• To do: Show every line of the records below that contains the word "title".

• Recorded data:

--*--

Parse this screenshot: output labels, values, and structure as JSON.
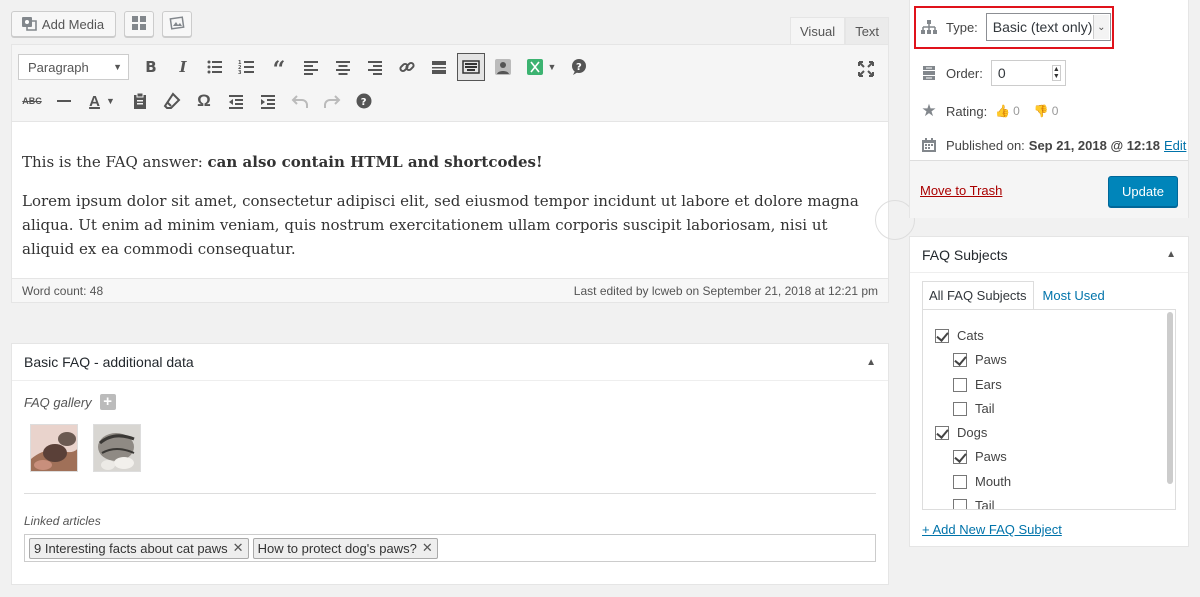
{
  "media": {
    "add_media_label": "Add Media"
  },
  "editor_tabs": {
    "visual": "Visual",
    "text": "Text"
  },
  "toolbar": {
    "format_value": "Paragraph"
  },
  "content": {
    "p1_plain": "This is the FAQ answer: ",
    "p1_bold": "can also contain HTML and shortcodes!",
    "p2": "Lorem ipsum dolor sit amet, consectetur adipisci elit, sed eiusmod tempor incidunt ut labore et dolore magna aliqua. Ut enim ad minim veniam, quis nostrum exercitationem ullam corporis suscipit laboriosam, nisi ut aliquid ex ea commodi consequatur."
  },
  "status": {
    "word_count": "Word count: 48",
    "last_edited": "Last edited by lcweb on September 21, 2018 at 12:21 pm"
  },
  "faq_box": {
    "title": "Basic FAQ - additional data",
    "gallery_label": "FAQ gallery",
    "linked_label": "Linked articles",
    "linked_articles": [
      "9 Interesting facts about cat paws",
      "How to protect dog's paws?"
    ]
  },
  "publish": {
    "type_label": "Type:",
    "type_value": "Basic (text only)",
    "order_label": "Order:",
    "order_value": "0",
    "rating_label": "Rating:",
    "rating_up": "0",
    "rating_down": "0",
    "published_label": "Published on:",
    "published_value": "Sep 21, 2018 @ 12:18",
    "edit_link": "Edit",
    "trash_link": "Move to Trash",
    "update_button": "Update"
  },
  "subjects": {
    "title": "FAQ Subjects",
    "tab_all": "All FAQ Subjects",
    "tab_most_used": "Most Used",
    "items": [
      {
        "label": "Cats",
        "checked": true
      },
      {
        "label": "Paws",
        "checked": true
      },
      {
        "label": "Ears",
        "checked": false
      },
      {
        "label": "Tail",
        "checked": false
      },
      {
        "label": "Dogs",
        "checked": true
      },
      {
        "label": "Paws",
        "checked": true
      },
      {
        "label": "Mouth",
        "checked": false
      },
      {
        "label": "Tail",
        "checked": false
      }
    ],
    "add_new": "+ Add New FAQ Subject"
  }
}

--*--

• Expected answer:
    "title": "Basic FAQ - additional data",
    "title": "FAQ Subjects",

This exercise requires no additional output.